GOAL: In the data below, locate each line with the word "Weeks" and list it.

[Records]

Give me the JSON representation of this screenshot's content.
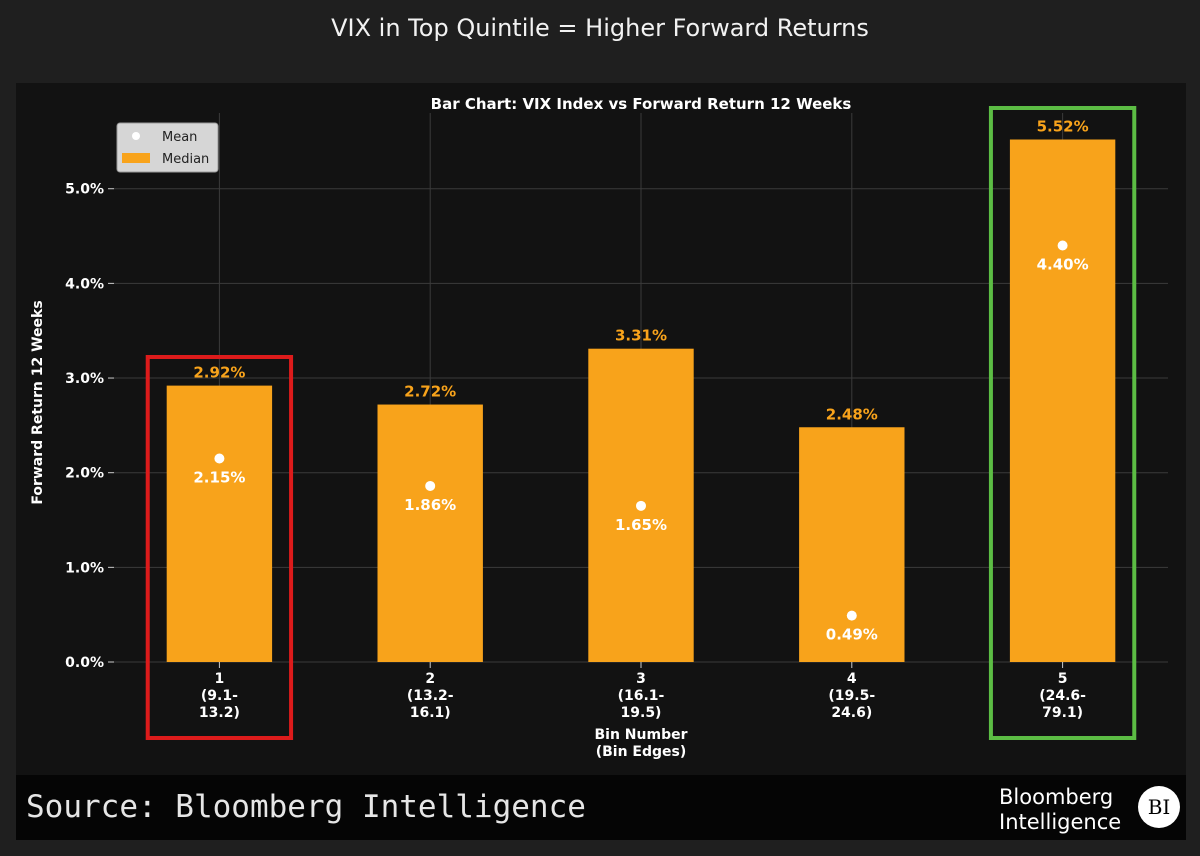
{
  "page": {
    "title": "VIX in Top Quintile = Higher Forward Returns",
    "source": "Source: Bloomberg Intelligence",
    "brand_line1": "Bloomberg",
    "brand_line2": "Intelligence",
    "brand_badge": "BI"
  },
  "chart_data": {
    "type": "bar",
    "title": "Bar Chart: VIX Index vs Forward Return 12 Weeks",
    "xlabel": "Bin Number\n(Bin Edges)",
    "ylabel": "Forward Return 12 Weeks",
    "ylim": [
      0,
      5.8
    ],
    "yticks": [
      0,
      1,
      2,
      3,
      4,
      5
    ],
    "ytick_labels": [
      "0.0%",
      "1.0%",
      "2.0%",
      "3.0%",
      "4.0%",
      "5.0%"
    ],
    "grid": true,
    "legend_position": "top-left",
    "categories": [
      [
        "1",
        "(9.1-",
        "13.2)"
      ],
      [
        "2",
        "(13.2-",
        "16.1)"
      ],
      [
        "3",
        "(16.1-",
        "19.5)"
      ],
      [
        "4",
        "(19.5-",
        "24.6)"
      ],
      [
        "5",
        "(24.6-",
        "79.1)"
      ]
    ],
    "series": [
      {
        "name": "Median",
        "kind": "bar",
        "color": "#f8a31b",
        "values": [
          2.92,
          2.72,
          3.31,
          2.48,
          5.52
        ],
        "labels": [
          "2.92%",
          "2.72%",
          "3.31%",
          "2.48%",
          "5.52%"
        ]
      },
      {
        "name": "Mean",
        "kind": "point",
        "color": "#ffffff",
        "values": [
          2.15,
          1.86,
          1.65,
          0.49,
          4.4
        ],
        "labels": [
          "2.15%",
          "1.86%",
          "1.65%",
          "0.49%",
          "4.40%"
        ]
      }
    ],
    "highlights": [
      {
        "bin": 1,
        "color": "#dd1b1b"
      },
      {
        "bin": 5,
        "color": "#5cbd44"
      }
    ]
  }
}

EXERCISE ANSWER:
    "title": "Bar Chart: VIX Index vs Forward Return 12 Weeks",
    "ylabel": "Forward Return 12 Weeks",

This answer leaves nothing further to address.